Look through the material below. Copy every line with the string "Informacja" in it.

************

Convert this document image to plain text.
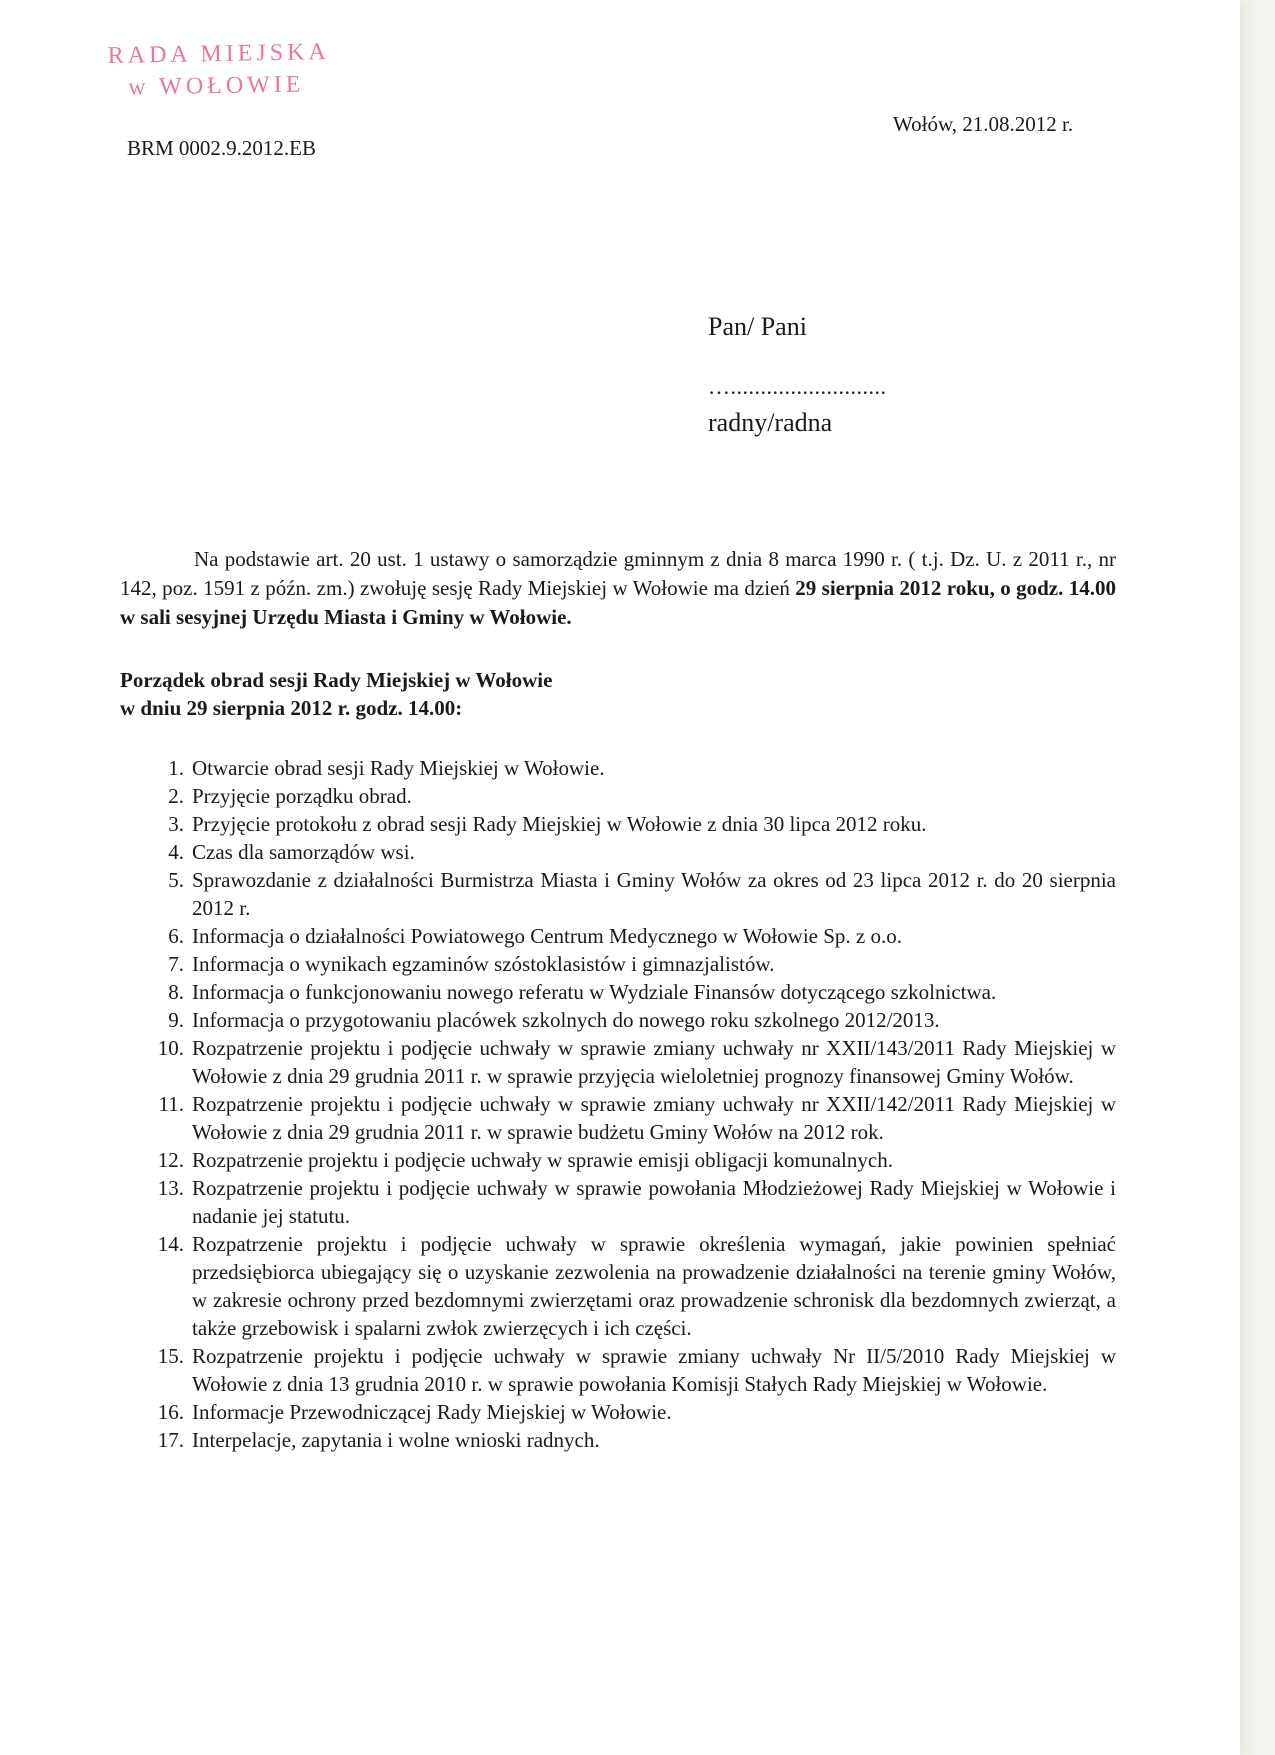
RADA MIEJSKA
w WOŁOWIE
BRM 0002.9.2012.EB
Wołów, 21.08.2012 r.
Pan/ Pani
…..........................
radny/radna

Na podstawie art. 20 ust. 1 ustawy o samorządzie gminnym z dnia 8 marca 1990 r. ( t.j. Dz. U. z 2011 r., nr 142, poz. 1591 z późn. zm.) zwołuję sesję Rady Miejskiej w Wołowie ma dzień 29 sierpnia 2012 roku, o godz. 14.00 w sali sesyjnej Urzędu Miasta i Gminy w Wołowie.

Porządek obrad sesji Rady Miejskiej w Wołowie
w dniu 29 sierpnia 2012 r. godz. 14.00:
1. Otwarcie obrad sesji Rady Miejskiej w Wołowie.
2. Przyjęcie porządku obrad.
3. Przyjęcie protokołu z obrad sesji Rady Miejskiej w Wołowie z dnia 30 lipca 2012 roku.
4. Czas dla samorządów wsi.
5. Sprawozdanie z działalności Burmistrza Miasta i Gminy Wołów za okres od 23 lipca 2012 r. do 20 sierpnia 2012 r.
6. Informacja o działalności Powiatowego Centrum Medycznego w Wołowie Sp. z o.o.
7. Informacja o wynikach egzaminów szóstoklasistów i gimnazjalistów.
8. Informacja o funkcjonowaniu nowego referatu w Wydziale Finansów dotyczącego szkolnictwa.
9. Informacja o przygotowaniu placówek szkolnych do nowego roku szkolnego 2012/2013.
10. Rozpatrzenie projektu i podjęcie uchwały w sprawie zmiany uchwały nr XXII/143/2011 Rady Miejskiej w Wołowie z dnia 29 grudnia 2011 r. w sprawie przyjęcia wieloletniej prognozy finansowej Gminy Wołów.
11. Rozpatrzenie projektu i podjęcie uchwały w sprawie zmiany uchwały nr XXII/142/2011 Rady Miejskiej w Wołowie z dnia 29 grudnia 2011 r. w sprawie budżetu Gminy Wołów na 2012 rok.
12. Rozpatrzenie projektu i podjęcie uchwały w sprawie emisji obligacji komunalnych.
13. Rozpatrzenie projektu i podjęcie uchwały w sprawie powołania Młodzieżowej Rady Miejskiej w Wołowie i nadanie jej statutu.
14. Rozpatrzenie projektu i podjęcie uchwały w sprawie określenia wymagań, jakie powinien spełniać przedsiębiorca ubiegający się o uzyskanie zezwolenia na prowadzenie działalności na terenie gminy Wołów, w zakresie ochrony przed bezdomnymi zwierzętami oraz prowadzenie schronisk dla bezdomnych zwierząt, a także grzebowisk i spalarni zwłok zwierzęcych i ich części.
15. Rozpatrzenie projektu i podjęcie uchwały w sprawie zmiany uchwały Nr II/5/2010 Rady Miejskiej w Wołowie z dnia 13 grudnia 2010 r. w sprawie powołania Komisji Stałych Rady Miejskiej w Wołowie.
16. Informacje Przewodniczącej Rady Miejskiej w Wołowie.
17. Interpelacje, zapytania i wolne wnioski radnych.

************

Answer to the problem:
6. Informacja o działalności Powiatowego Centrum Medycznego w Wołowie Sp. z o.o.
7. Informacja o wynikach egzaminów szóstoklasistów i gimnazjalistów.
8. Informacja o funkcjonowaniu nowego referatu w Wydziale Finansów dotyczącego szkolnictwa.
9. Informacja o przygotowaniu placówek szkolnych do nowego roku szkolnego 2012/2013.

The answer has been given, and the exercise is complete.